WHAT YOU NEED TO DO:
Transcribe all of the records precisely as they are presented.
— Start of DATA EXCERPTS —
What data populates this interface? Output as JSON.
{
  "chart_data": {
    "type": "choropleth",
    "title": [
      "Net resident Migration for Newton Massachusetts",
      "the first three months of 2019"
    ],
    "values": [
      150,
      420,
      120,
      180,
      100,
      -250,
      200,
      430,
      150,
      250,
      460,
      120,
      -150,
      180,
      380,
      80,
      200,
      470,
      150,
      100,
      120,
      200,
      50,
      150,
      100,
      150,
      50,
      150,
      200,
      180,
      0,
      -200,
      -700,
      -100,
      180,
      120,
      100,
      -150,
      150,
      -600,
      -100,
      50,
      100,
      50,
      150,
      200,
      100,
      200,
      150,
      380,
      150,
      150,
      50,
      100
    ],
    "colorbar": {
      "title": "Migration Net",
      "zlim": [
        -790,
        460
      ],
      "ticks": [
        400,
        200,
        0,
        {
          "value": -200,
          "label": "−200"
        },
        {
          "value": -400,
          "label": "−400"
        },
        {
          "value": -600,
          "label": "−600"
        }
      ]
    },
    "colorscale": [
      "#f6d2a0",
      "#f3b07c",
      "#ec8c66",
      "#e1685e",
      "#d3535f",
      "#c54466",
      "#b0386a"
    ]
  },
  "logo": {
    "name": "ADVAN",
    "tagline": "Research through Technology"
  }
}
— End of DATA EXCERPTS —
RESPONSE TO THE EXERCISE:
What data populates this interface? Output as JSON.
{
  "chart_data": {
    "type": "choropleth",
    "title": [
      "Net resident Migration for Newton Massachusetts",
      "the first three months of 2019"
    ],
    "values": [
      150,
      420,
      120,
      180,
      100,
      -250,
      200,
      430,
      150,
      250,
      460,
      120,
      -150,
      180,
      380,
      80,
      200,
      470,
      150,
      100,
      120,
      200,
      50,
      150,
      100,
      150,
      50,
      150,
      200,
      180,
      0,
      -200,
      -700,
      -100,
      180,
      120,
      100,
      -150,
      150,
      -600,
      -100,
      50,
      100,
      50,
      150,
      200,
      100,
      200,
      150,
      380,
      150,
      150,
      50,
      100
    ],
    "colorbar": {
      "title": "Migration Net",
      "zlim": [
        -790,
        460
      ],
      "ticks": [
        400,
        200,
        0,
        {
          "value": -200,
          "label": "−200"
        },
        {
          "value": -400,
          "label": "−400"
        },
        {
          "value": -600,
          "label": "−600"
        }
      ]
    },
    "colorscale": [
      "#f6d2a0",
      "#f3b07c",
      "#ec8c66",
      "#e1685e",
      "#d3535f",
      "#c54466",
      "#b0386a"
    ]
  },
  "logo": {
    "name": "ADVAN",
    "tagline": "Research through Technology"
  }
}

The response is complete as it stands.